Retype the whole listing verbatim and keep the pictures out of it.

Supplied material –
++++++++
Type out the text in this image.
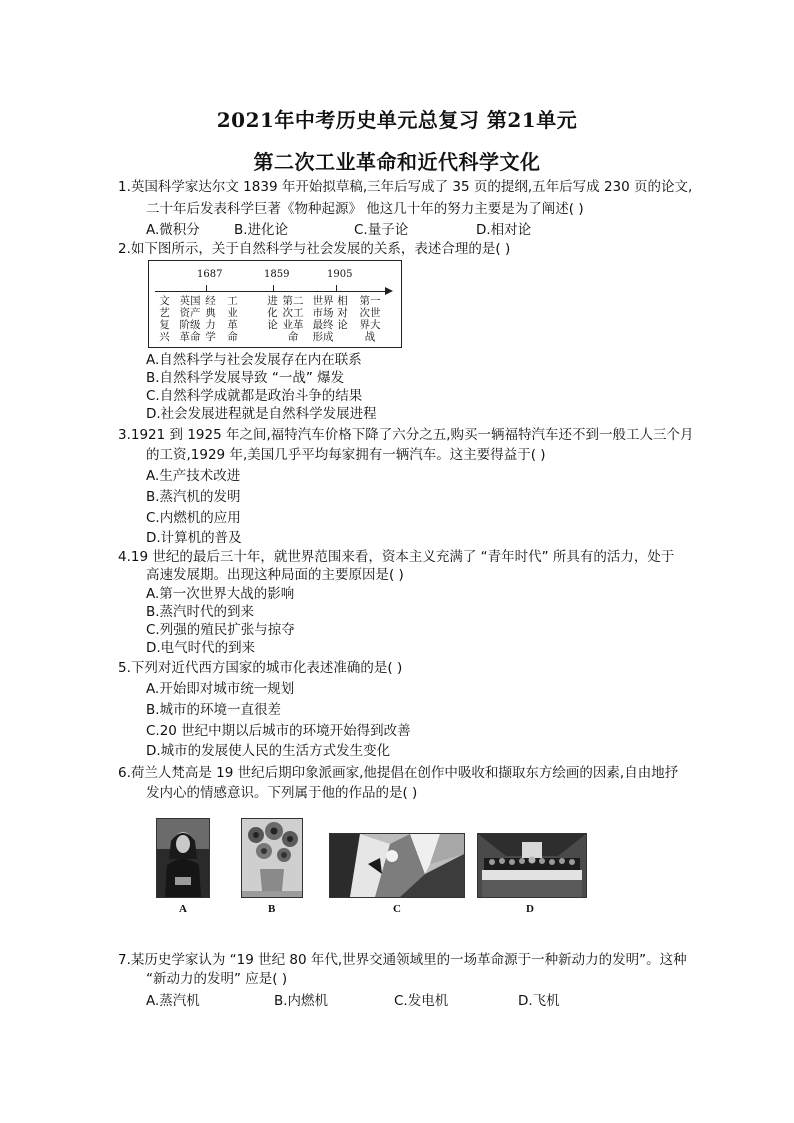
2021年中考历史单元总复习 第21单元
第二次工业革命和近代科学文化
1.英国科学家达尔文 1839 年开始拟草稿,三年后写成了 35 页的提纲,五年后写成 230 页的论文,
二十年后发表科学巨著《物种起源》 他这几十年的努力主要是为了阐述( )
A.微积分	B.进化论	C.量子论	D.相对论
2.如下图所示，关于自然科学与社会发展的关系，表述合理的是( )
1687	1859	1905
文艺复兴
英国资产阶级革命
经典力学
工业革命
进化论
第二次工业革命
世界市场最终形成
相对论
第一次世界大战
A.自然科学与社会发展存在内在联系
B.自然科学发展导致 “一战” 爆发
C.自然科学成就都是政治斗争的结果
D.社会发展进程就是自然科学发展进程
3.1921 到 1925 年之间,福特汽车价格下降了六分之五,购买一辆福特汽车还不到一般工人三个月
的工资,1929 年,美国几乎平均每家拥有一辆汽车。这主要得益于( )
A.生产技术改进
B.蒸汽机的发明
C.内燃机的应用
D.计算机的普及
4.19 世纪的最后三十年，就世界范围来看，资本主义充满了 “青年时代” 所具有的活力，处于
高速发展期。出现这种局面的主要原因是( )
A.第一次世界大战的影响
B.蒸汽时代的到来
C.列强的殖民扩张与掠夺
D.电气时代的到来
5.下列对近代西方国家的城市化表述准确的是( )
A.开始即对城市统一规划
B.城市的环境一直很差
C.20 世纪中期以后城市的环境开始得到改善
D.城市的发展使人民的生活方式发生变化
6.荷兰人梵高是 19 世纪后期印象派画家,他提倡在创作中吸收和撷取东方绘画的因素,自由地抒
发内心的情感意识。下列属于他的作品的是( )
A	B	C	D
7.某历史学家认为 “19 世纪 80 年代,世界交通领域里的一场革命源于一种新动力的发明”。这种
“新动力的发明” 应是( )
A.蒸汽机	B.内燃机	C.发电机	D.飞机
++++++++
Answer to this task –
Type out the text in this image.
2021年中考历史单元总复习 第21单元
第二次工业革命和近代科学文化
1.英国科学家达尔文 1839 年开始拟草稿,三年后写成了 35 页的提纲,五年后写成 230 页的论文,
二十年后发表科学巨著《物种起源》 他这几十年的努力主要是为了阐述( )
A.微积分	B.进化论	C.量子论	D.相对论
2.如下图所示，关于自然科学与社会发展的关系，表述合理的是( )
1687	1859	1905
文艺复兴
英国资产阶级革命
经典力学
工业革命
进化论
第二次工业革命
世界市场最终形成
相对论
第一次世界大战
A.自然科学与社会发展存在内在联系
B.自然科学发展导致 “一战” 爆发
C.自然科学成就都是政治斗争的结果
D.社会发展进程就是自然科学发展进程
3.1921 到 1925 年之间,福特汽车价格下降了六分之五,购买一辆福特汽车还不到一般工人三个月
的工资,1929 年,美国几乎平均每家拥有一辆汽车。这主要得益于( )
A.生产技术改进
B.蒸汽机的发明
C.内燃机的应用
D.计算机的普及
4.19 世纪的最后三十年，就世界范围来看，资本主义充满了 “青年时代” 所具有的活力，处于
高速发展期。出现这种局面的主要原因是( )
A.第一次世界大战的影响
B.蒸汽时代的到来
C.列强的殖民扩张与掠夺
D.电气时代的到来
5.下列对近代西方国家的城市化表述准确的是( )
A.开始即对城市统一规划
B.城市的环境一直很差
C.20 世纪中期以后城市的环境开始得到改善
D.城市的发展使人民的生活方式发生变化
6.荷兰人梵高是 19 世纪后期印象派画家,他提倡在创作中吸收和撷取东方绘画的因素,自由地抒
发内心的情感意识。下列属于他的作品的是( )
A	B	C	D
7.某历史学家认为 “19 世纪 80 年代,世界交通领域里的一场革命源于一种新动力的发明”。这种
“新动力的发明” 应是( )
A.蒸汽机	B.内燃机	C.发电机	D.飞机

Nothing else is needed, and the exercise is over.